— BEGIN STORED DATA —

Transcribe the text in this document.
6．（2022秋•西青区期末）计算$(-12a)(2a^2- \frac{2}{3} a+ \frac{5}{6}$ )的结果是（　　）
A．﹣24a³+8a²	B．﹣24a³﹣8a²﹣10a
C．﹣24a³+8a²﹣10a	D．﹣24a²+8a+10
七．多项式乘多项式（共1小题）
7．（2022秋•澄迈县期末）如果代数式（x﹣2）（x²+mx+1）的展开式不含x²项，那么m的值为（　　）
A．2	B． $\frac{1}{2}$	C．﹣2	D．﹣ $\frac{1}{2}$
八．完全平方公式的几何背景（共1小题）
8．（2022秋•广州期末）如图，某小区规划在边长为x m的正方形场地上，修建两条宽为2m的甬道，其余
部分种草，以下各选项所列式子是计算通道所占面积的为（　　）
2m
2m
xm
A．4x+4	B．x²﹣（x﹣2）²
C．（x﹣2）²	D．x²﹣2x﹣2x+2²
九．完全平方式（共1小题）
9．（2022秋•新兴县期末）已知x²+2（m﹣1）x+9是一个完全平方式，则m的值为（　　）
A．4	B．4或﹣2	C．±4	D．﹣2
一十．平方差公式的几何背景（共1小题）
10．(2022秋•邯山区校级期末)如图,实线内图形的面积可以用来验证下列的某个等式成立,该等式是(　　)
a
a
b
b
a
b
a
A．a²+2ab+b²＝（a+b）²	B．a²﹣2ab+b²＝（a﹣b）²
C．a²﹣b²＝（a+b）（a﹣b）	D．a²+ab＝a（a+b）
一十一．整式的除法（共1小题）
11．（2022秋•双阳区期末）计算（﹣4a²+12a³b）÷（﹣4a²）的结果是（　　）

— END STORED DATA —

• STATED PROBLEM
Write out the material exactly as given.

• CORRECT OUTPUT
Transcribe the text in this document.
6．（2022秋•西青区期末）计算$(-12a)(2a^2- \frac{2}{3} a+ \frac{5}{6}$ )的结果是（　　）
A．﹣24a³+8a²	B．﹣24a³﹣8a²﹣10a
C．﹣24a³+8a²﹣10a	D．﹣24a²+8a+10
七．多项式乘多项式（共1小题）
7．（2022秋•澄迈县期末）如果代数式（x﹣2）（x²+mx+1）的展开式不含x²项，那么m的值为（　　）
A．2	B． $\frac{1}{2}$	C．﹣2	D．﹣ $\frac{1}{2}$
八．完全平方公式的几何背景（共1小题）
8．（2022秋•广州期末）如图，某小区规划在边长为x m的正方形场地上，修建两条宽为2m的甬道，其余
部分种草，以下各选项所列式子是计算通道所占面积的为（　　）
2m
2m
xm
A．4x+4	B．x²﹣（x﹣2）²
C．（x﹣2）²	D．x²﹣2x﹣2x+2²
九．完全平方式（共1小题）
9．（2022秋•新兴县期末）已知x²+2（m﹣1）x+9是一个完全平方式，则m的值为（　　）
A．4	B．4或﹣2	C．±4	D．﹣2
一十．平方差公式的几何背景（共1小题）
10．(2022秋•邯山区校级期末)如图,实线内图形的面积可以用来验证下列的某个等式成立,该等式是(　　)
a
a
b
b
a
b
a
A．a²+2ab+b²＝（a+b）²	B．a²﹣2ab+b²＝（a﹣b）²
C．a²﹣b²＝（a+b）（a﹣b）	D．a²+ab＝a（a+b）
一十一．整式的除法（共1小题）
11．（2022秋•双阳区期末）计算（﹣4a²+12a³b）÷（﹣4a²）的结果是（　　）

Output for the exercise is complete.